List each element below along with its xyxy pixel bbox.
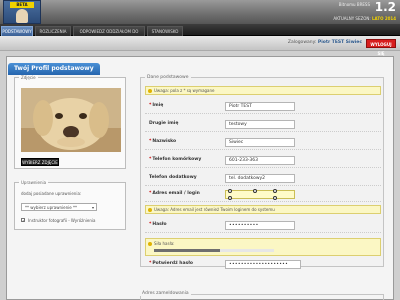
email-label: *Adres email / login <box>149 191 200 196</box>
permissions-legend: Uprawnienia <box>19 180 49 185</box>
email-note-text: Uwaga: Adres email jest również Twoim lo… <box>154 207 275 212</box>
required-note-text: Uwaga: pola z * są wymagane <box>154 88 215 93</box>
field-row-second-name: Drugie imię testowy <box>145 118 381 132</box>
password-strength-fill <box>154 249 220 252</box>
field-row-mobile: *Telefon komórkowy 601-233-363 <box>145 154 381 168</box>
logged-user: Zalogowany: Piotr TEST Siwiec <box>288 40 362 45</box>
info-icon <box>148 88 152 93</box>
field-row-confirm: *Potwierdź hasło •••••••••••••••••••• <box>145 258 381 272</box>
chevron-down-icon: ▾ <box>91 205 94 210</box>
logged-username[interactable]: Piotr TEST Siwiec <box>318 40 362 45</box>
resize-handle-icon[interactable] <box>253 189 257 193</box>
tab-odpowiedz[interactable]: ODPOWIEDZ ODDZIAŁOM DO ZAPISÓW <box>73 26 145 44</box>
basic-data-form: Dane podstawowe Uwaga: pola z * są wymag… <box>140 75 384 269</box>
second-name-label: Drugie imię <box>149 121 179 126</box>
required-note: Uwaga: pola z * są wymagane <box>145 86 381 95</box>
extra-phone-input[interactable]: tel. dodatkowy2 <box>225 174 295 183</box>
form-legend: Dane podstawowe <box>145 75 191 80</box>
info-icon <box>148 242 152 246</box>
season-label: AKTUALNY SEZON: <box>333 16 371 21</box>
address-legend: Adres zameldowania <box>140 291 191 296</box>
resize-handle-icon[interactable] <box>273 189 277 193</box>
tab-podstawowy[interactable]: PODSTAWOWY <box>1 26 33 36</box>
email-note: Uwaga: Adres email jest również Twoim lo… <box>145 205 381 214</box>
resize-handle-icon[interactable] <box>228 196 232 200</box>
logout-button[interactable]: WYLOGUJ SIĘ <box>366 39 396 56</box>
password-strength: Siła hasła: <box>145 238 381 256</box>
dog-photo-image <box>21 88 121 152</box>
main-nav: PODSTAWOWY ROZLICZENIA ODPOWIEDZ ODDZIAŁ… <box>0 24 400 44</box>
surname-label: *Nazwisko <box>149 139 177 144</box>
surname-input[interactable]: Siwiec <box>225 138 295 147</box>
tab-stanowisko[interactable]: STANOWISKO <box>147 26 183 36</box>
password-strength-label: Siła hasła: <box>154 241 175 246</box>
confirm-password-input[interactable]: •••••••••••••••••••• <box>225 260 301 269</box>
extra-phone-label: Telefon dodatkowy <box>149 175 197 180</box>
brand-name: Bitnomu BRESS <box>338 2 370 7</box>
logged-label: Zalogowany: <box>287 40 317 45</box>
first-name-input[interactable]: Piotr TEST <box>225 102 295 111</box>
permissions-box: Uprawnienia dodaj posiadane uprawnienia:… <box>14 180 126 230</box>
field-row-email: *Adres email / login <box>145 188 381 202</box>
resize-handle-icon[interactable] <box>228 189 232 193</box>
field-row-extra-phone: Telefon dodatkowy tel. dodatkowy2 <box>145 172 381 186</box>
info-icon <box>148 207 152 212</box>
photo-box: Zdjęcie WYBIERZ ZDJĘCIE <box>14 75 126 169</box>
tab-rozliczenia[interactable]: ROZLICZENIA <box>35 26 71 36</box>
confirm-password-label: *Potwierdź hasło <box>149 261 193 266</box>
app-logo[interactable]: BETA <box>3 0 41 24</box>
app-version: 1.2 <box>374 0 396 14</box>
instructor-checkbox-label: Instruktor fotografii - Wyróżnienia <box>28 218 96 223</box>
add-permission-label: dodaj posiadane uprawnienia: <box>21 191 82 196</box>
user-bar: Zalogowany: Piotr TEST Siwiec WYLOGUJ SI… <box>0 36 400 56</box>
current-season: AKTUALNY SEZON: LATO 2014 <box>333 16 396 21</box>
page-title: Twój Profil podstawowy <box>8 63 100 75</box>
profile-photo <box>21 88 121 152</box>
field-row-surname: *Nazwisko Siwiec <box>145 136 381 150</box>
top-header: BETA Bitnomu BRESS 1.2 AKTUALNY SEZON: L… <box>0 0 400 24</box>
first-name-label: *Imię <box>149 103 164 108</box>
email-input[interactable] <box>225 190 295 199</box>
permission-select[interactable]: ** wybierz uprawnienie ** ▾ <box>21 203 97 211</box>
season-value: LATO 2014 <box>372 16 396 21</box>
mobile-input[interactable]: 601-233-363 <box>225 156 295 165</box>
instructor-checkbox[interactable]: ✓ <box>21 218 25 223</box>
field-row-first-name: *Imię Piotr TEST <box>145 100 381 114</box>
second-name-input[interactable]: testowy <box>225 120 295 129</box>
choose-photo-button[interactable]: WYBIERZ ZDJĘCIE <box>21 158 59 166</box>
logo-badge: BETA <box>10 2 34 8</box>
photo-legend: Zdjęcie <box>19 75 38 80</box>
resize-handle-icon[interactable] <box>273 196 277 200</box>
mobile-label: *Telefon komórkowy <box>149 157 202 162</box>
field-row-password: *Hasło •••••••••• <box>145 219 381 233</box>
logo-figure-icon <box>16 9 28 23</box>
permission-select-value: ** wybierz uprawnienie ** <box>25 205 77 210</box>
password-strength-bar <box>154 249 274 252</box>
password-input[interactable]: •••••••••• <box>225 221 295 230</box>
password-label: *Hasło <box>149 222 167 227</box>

---

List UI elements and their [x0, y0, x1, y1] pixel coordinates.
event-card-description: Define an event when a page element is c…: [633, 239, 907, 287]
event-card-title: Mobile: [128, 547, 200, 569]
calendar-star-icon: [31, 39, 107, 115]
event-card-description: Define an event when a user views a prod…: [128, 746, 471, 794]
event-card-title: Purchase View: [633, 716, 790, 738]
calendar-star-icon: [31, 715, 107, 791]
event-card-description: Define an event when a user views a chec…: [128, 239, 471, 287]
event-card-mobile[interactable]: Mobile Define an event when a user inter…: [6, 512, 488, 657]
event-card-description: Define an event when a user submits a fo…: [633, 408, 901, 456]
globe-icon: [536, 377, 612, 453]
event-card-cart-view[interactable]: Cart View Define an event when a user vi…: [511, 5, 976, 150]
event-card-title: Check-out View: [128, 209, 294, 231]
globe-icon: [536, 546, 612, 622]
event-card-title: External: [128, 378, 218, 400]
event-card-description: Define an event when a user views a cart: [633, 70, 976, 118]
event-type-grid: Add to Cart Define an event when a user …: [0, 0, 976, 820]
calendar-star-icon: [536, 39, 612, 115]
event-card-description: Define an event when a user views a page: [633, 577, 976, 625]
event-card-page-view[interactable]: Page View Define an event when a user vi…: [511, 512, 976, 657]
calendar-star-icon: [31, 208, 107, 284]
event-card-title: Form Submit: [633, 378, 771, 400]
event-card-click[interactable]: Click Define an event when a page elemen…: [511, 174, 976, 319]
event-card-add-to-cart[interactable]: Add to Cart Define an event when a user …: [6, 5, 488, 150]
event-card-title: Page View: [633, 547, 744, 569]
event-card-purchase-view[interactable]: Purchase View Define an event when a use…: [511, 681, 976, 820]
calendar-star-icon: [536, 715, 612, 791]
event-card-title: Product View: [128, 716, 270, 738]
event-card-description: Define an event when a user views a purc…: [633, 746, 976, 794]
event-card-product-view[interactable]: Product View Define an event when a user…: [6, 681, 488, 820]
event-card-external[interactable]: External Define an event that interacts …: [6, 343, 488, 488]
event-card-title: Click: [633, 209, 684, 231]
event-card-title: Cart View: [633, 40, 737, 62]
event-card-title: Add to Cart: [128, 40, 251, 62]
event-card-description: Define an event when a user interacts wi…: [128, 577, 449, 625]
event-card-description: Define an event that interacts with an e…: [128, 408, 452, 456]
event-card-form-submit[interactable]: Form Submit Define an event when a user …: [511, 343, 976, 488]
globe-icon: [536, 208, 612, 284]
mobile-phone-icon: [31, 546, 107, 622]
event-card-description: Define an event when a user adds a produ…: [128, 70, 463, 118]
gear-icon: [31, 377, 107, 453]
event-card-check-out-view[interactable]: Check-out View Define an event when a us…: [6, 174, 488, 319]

---

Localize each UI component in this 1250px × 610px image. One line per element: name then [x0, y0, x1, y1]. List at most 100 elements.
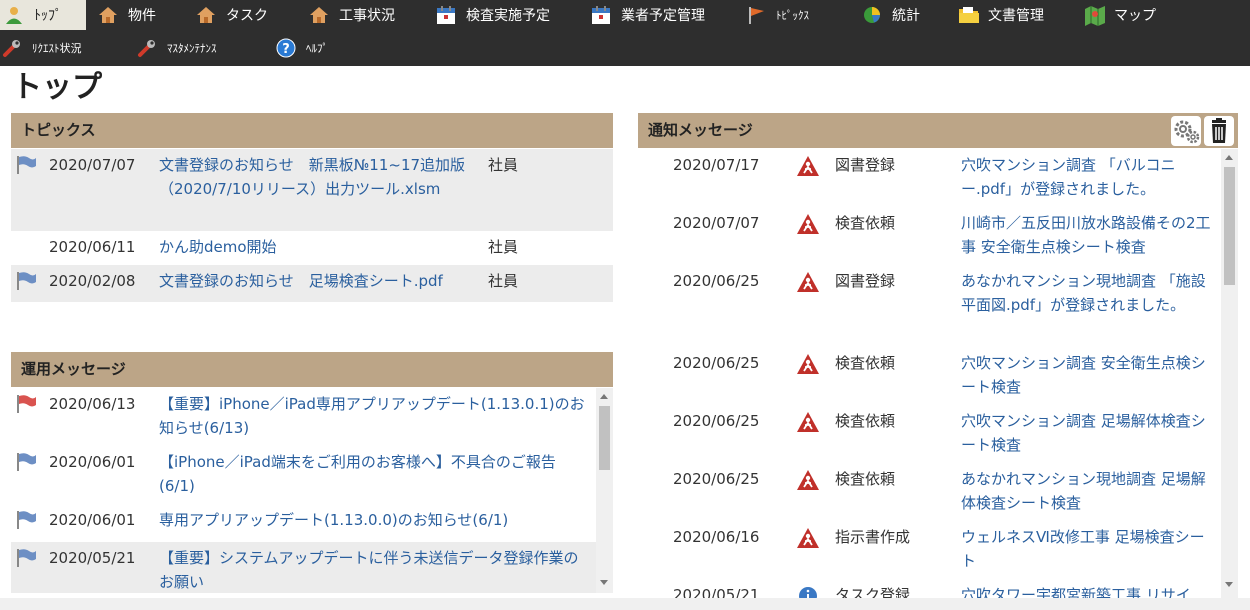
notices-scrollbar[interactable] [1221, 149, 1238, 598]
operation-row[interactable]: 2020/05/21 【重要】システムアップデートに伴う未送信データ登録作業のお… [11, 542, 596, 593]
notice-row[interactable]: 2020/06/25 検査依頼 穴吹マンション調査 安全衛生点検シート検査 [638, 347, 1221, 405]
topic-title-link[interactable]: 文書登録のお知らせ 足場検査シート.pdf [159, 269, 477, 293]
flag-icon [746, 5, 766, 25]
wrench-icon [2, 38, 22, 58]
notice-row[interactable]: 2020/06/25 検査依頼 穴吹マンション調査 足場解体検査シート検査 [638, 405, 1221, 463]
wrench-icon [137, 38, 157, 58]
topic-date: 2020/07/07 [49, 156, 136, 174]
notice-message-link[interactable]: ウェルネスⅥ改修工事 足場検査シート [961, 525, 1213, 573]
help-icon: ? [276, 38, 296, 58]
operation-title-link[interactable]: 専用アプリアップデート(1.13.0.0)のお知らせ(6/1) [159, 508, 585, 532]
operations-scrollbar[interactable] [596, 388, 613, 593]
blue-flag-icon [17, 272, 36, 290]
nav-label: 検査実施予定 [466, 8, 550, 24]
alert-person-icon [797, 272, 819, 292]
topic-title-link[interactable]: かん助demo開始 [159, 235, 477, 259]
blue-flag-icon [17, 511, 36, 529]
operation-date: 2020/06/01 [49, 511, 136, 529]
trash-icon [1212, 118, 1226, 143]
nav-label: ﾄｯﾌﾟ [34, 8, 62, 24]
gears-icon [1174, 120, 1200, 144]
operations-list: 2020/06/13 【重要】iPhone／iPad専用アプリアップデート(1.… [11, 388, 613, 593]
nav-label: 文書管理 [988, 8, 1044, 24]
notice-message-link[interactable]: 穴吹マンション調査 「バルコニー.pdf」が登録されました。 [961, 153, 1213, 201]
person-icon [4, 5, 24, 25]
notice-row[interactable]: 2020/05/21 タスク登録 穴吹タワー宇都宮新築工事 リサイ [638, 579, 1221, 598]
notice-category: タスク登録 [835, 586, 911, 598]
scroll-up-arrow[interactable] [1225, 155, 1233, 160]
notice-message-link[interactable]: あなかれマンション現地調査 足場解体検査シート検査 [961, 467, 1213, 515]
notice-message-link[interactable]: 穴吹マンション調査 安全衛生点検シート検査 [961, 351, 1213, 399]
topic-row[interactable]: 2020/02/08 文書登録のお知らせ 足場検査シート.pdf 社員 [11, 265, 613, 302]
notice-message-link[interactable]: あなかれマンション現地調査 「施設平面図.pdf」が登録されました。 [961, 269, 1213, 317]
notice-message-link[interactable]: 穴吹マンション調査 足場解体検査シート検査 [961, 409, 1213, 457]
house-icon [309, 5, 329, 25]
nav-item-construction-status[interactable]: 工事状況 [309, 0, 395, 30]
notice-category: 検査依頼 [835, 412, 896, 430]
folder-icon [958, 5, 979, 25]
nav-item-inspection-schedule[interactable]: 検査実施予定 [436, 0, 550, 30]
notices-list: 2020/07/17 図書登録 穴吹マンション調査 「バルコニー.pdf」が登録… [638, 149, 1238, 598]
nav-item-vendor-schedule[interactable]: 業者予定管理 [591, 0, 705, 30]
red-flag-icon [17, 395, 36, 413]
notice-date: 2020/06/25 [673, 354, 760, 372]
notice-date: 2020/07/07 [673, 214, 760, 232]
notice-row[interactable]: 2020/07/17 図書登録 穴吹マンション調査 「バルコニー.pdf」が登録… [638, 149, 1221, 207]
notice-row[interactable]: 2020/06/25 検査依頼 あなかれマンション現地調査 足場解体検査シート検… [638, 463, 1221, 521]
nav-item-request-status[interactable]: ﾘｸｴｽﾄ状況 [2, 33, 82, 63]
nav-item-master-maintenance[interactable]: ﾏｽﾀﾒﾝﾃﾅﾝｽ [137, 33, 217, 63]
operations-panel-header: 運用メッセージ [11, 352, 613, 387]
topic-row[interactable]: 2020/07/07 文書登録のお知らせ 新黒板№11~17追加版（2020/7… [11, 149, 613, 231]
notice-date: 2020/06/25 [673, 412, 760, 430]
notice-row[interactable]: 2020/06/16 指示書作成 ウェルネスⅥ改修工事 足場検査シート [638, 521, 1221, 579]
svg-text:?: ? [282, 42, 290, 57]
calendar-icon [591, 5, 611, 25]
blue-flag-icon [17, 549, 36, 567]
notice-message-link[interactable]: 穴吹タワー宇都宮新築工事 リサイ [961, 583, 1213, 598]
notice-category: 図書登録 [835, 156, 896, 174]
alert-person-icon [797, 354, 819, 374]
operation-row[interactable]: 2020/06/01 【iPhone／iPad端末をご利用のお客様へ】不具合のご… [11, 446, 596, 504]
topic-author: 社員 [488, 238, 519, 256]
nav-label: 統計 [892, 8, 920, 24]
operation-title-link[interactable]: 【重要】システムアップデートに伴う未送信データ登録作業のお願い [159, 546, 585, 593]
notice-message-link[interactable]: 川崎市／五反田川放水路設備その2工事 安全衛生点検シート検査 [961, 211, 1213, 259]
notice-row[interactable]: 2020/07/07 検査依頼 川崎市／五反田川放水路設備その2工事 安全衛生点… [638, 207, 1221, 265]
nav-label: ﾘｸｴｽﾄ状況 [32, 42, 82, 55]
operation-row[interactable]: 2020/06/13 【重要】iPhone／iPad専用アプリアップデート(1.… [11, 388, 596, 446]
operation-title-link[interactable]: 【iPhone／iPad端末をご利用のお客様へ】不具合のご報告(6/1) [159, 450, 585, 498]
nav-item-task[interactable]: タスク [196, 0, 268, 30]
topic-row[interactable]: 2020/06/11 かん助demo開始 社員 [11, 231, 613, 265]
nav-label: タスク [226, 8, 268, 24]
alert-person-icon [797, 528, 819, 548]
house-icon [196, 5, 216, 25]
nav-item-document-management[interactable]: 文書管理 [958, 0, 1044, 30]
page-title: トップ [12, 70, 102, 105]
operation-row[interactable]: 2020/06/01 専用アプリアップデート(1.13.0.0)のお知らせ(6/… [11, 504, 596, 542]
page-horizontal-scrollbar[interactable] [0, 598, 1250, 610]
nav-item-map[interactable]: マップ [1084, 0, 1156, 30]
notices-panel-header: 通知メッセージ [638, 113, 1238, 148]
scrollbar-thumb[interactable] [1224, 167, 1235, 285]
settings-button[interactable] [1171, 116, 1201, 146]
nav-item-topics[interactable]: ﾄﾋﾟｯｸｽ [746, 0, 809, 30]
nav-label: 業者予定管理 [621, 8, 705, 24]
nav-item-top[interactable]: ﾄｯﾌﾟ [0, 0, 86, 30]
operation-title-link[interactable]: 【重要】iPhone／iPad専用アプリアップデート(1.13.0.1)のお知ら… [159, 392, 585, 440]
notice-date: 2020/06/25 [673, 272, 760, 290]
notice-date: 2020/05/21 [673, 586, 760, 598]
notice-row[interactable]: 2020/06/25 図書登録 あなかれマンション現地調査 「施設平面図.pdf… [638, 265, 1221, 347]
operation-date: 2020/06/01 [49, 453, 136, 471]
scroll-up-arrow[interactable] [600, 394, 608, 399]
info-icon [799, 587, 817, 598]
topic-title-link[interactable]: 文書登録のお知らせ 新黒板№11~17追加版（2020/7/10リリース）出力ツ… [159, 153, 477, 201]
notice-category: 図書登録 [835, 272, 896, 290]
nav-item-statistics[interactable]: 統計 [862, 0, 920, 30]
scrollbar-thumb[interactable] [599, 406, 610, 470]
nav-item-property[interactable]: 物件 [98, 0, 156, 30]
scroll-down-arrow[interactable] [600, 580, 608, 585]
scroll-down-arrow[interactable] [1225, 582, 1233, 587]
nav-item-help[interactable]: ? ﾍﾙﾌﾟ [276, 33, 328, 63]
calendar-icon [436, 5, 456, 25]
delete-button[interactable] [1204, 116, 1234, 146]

Work to do:
Print the data that starts at the line containing "email-label: *Adres email" and ends at the line containing "field-row-mobile: *Telefon komórkowy", with both of those lines included, and reproduce each line verbatim.

Response for this exercise:
email-label: *Adres email / login <box>149 191 200 196</box>
permissions-legend: Uprawnienia <box>19 180 49 185</box>
email-note-text: Uwaga: Adres email jest również Twoim lo… <box>154 207 275 212</box>
required-note-text: Uwaga: pola z * są wymagane <box>154 88 215 93</box>
field-row-second-name: Drugie imię testowy <box>145 118 381 132</box>
password-strength-fill <box>154 249 220 252</box>
field-row-mobile: *Telefon komórkowy 601-233-363 <box>145 154 381 168</box>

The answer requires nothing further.